#### [GIVEN EXERCISE]
Search the material for the word "jours" and report each line where it turns up.

#### [LISTED RECORDS]
"""

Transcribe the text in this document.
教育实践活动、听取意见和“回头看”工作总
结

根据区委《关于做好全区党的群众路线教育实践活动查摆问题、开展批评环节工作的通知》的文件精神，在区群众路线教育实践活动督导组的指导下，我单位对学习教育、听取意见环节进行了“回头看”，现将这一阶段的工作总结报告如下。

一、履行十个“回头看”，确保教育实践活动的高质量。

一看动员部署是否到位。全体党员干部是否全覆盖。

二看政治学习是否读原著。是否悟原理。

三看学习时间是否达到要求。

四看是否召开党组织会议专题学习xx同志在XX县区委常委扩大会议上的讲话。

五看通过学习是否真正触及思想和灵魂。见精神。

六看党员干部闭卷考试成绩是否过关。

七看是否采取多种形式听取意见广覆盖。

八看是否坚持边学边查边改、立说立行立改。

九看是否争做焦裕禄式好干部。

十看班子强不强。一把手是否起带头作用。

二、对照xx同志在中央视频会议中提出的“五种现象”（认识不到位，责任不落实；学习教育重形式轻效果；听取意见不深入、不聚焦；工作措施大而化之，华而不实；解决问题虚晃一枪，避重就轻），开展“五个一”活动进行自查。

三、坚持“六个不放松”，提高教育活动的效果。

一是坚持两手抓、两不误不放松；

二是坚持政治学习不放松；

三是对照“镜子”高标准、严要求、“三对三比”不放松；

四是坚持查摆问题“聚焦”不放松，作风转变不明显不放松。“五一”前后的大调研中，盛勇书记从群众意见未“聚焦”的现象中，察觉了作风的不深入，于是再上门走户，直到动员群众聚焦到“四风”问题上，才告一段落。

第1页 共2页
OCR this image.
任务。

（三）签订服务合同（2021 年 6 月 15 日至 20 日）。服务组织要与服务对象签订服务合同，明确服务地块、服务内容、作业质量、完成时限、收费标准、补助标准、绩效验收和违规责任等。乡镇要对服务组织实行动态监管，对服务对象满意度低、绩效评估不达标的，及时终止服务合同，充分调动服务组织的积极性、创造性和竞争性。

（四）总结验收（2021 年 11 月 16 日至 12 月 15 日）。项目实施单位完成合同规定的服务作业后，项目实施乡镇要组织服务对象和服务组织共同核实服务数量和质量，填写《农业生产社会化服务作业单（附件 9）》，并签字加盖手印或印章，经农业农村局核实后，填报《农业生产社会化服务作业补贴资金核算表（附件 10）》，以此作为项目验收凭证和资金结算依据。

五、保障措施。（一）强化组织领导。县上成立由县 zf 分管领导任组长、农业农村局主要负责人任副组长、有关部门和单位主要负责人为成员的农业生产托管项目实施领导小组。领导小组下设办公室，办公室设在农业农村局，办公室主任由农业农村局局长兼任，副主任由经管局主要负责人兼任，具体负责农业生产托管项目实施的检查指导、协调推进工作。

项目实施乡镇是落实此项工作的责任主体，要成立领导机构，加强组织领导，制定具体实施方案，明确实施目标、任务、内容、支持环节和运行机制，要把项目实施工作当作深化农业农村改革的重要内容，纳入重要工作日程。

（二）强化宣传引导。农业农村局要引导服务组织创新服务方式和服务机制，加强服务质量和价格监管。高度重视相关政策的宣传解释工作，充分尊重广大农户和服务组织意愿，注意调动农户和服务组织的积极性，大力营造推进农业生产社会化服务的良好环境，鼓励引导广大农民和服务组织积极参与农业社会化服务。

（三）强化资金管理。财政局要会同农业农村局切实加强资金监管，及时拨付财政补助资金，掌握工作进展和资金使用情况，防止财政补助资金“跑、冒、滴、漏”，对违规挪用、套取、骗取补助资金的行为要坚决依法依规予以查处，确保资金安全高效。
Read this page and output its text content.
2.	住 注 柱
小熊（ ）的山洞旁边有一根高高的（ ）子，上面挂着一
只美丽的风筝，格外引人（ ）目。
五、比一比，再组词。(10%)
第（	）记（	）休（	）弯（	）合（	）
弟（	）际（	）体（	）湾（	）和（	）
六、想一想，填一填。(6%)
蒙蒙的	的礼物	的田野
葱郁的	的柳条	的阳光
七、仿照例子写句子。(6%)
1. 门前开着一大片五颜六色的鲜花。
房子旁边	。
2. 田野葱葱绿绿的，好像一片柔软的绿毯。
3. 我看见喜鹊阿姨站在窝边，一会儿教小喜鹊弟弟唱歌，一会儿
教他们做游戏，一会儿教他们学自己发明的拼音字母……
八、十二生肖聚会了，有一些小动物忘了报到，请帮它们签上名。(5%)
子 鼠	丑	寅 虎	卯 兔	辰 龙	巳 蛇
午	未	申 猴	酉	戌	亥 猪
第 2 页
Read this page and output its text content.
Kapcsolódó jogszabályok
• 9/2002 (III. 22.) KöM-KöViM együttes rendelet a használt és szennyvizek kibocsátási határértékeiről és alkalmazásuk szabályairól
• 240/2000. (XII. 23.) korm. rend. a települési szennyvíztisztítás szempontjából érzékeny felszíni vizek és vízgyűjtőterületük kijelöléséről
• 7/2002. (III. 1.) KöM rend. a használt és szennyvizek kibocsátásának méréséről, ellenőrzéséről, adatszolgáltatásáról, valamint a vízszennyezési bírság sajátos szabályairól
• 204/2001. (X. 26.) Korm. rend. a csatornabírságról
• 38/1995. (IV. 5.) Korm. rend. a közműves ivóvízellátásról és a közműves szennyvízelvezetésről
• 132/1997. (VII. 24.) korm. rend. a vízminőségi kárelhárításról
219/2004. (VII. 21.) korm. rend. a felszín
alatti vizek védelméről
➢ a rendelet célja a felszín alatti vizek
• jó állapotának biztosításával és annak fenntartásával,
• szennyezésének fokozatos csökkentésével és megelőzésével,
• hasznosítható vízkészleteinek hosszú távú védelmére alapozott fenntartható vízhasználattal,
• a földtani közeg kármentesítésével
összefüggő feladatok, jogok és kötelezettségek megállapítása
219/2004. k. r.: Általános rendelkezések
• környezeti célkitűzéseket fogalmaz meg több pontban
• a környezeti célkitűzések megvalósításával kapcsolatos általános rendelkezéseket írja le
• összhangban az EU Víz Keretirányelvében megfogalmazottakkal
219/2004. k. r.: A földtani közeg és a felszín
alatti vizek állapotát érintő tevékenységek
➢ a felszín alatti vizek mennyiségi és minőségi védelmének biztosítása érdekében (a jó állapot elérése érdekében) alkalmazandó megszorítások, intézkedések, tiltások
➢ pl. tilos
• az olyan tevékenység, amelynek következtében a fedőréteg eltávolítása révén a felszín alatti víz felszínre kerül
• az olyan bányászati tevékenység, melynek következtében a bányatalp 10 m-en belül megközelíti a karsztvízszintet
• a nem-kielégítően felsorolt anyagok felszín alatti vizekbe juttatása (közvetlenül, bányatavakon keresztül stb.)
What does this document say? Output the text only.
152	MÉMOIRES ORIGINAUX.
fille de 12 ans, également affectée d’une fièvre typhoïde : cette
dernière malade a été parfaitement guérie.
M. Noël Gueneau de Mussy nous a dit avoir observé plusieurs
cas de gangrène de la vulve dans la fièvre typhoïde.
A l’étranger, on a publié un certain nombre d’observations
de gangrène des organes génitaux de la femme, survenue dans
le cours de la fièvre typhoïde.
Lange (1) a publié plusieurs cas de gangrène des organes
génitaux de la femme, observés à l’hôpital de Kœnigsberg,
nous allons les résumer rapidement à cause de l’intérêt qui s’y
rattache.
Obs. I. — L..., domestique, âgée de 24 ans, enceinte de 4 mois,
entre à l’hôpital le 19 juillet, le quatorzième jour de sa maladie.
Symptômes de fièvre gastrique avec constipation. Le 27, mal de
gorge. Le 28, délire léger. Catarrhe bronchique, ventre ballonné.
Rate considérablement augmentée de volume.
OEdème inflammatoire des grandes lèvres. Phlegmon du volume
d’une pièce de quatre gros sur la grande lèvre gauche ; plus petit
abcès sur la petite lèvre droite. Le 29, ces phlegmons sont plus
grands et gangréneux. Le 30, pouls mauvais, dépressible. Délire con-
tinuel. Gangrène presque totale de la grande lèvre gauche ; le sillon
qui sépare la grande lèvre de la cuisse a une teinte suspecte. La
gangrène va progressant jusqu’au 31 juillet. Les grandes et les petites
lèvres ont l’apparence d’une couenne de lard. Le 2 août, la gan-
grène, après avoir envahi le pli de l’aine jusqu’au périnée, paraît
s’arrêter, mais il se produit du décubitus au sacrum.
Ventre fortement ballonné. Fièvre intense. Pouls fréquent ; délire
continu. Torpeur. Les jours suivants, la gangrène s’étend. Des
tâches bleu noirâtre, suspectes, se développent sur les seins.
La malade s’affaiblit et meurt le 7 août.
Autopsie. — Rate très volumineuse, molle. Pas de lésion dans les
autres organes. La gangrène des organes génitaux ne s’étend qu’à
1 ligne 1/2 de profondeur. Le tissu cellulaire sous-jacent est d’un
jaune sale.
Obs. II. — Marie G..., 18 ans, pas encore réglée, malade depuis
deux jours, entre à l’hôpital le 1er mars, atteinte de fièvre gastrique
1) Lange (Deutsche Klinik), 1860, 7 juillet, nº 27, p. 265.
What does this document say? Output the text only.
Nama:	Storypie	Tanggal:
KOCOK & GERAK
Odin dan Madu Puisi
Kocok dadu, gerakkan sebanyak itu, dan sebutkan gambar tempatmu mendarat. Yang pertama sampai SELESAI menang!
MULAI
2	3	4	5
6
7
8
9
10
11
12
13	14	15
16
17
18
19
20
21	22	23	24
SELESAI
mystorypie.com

"""

#### [RESULT OF THE TASK]
continu. Torpeur. Les jours suivants, la gangrène s’étend. Des
deux jours, entre à l’hôpital le 1er mars, atteinte de fièvre gastrique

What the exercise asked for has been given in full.